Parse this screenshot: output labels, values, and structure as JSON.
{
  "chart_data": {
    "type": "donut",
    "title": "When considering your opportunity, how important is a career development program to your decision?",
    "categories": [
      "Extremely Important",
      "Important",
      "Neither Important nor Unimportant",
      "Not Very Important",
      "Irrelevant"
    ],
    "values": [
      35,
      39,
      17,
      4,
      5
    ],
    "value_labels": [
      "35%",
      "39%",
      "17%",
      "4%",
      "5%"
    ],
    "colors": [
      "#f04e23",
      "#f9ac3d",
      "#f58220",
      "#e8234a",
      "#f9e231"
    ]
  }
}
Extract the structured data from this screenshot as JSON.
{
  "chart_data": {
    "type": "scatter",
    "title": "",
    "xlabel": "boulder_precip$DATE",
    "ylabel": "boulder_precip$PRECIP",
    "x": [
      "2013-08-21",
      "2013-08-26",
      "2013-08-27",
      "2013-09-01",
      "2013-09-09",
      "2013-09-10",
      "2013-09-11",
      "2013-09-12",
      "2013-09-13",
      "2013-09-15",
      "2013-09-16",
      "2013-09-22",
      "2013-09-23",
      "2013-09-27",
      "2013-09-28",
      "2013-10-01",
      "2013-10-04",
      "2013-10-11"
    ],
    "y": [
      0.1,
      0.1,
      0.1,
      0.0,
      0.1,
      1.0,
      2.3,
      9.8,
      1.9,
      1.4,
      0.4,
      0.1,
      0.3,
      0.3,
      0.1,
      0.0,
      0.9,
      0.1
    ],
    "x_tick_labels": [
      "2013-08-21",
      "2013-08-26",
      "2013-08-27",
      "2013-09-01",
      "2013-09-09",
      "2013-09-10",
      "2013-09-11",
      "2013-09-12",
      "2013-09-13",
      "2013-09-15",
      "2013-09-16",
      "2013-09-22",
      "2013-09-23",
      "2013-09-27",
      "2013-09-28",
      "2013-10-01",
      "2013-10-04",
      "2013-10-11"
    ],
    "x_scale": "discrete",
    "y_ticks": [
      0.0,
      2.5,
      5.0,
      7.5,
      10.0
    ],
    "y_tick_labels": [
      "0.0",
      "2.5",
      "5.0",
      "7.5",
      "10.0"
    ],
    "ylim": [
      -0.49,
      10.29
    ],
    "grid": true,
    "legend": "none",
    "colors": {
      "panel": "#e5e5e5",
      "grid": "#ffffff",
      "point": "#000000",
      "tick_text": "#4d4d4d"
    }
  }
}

◆ Task:
Reproduce all data above, unchanged.

◆ Reply:
Parse this screenshot: output labels, values, and structure as JSON.
{
  "chart_data": {
    "type": "donut",
    "title": "When considering your opportunity, how important is a career development program to your decision?",
    "categories": [
      "Extremely Important",
      "Important",
      "Neither Important nor Unimportant",
      "Not Very Important",
      "Irrelevant"
    ],
    "values": [
      35,
      39,
      17,
      4,
      5
    ],
    "value_labels": [
      "35%",
      "39%",
      "17%",
      "4%",
      "5%"
    ],
    "colors": [
      "#f04e23",
      "#f9ac3d",
      "#f58220",
      "#e8234a",
      "#f9e231"
    ]
  }
}
Extract the structured data from this screenshot as JSON.
{
  "chart_data": {
    "type": "scatter",
    "title": "",
    "xlabel": "boulder_precip$DATE",
    "ylabel": "boulder_precip$PRECIP",
    "x": [
      "2013-08-21",
      "2013-08-26",
      "2013-08-27",
      "2013-09-01",
      "2013-09-09",
      "2013-09-10",
      "2013-09-11",
      "2013-09-12",
      "2013-09-13",
      "2013-09-15",
      "2013-09-16",
      "2013-09-22",
      "2013-09-23",
      "2013-09-27",
      "2013-09-28",
      "2013-10-01",
      "2013-10-04",
      "2013-10-11"
    ],
    "y": [
      0.1,
      0.1,
      0.1,
      0.0,
      0.1,
      1.0,
      2.3,
      9.8,
      1.9,
      1.4,
      0.4,
      0.1,
      0.3,
      0.3,
      0.1,
      0.0,
      0.9,
      0.1
    ],
    "x_tick_labels": [
      "2013-08-21",
      "2013-08-26",
      "2013-08-27",
      "2013-09-01",
      "2013-09-09",
      "2013-09-10",
      "2013-09-11",
      "2013-09-12",
      "2013-09-13",
      "2013-09-15",
      "2013-09-16",
      "2013-09-22",
      "2013-09-23",
      "2013-09-27",
      "2013-09-28",
      "2013-10-01",
      "2013-10-04",
      "2013-10-11"
    ],
    "x_scale": "discrete",
    "y_ticks": [
      0.0,
      2.5,
      5.0,
      7.5,
      10.0
    ],
    "y_tick_labels": [
      "0.0",
      "2.5",
      "5.0",
      "7.5",
      "10.0"
    ],
    "ylim": [
      -0.49,
      10.29
    ],
    "grid": true,
    "legend": "none",
    "colors": {
      "panel": "#e5e5e5",
      "grid": "#ffffff",
      "point": "#000000",
      "tick_text": "#4d4d4d"
    }
  }
}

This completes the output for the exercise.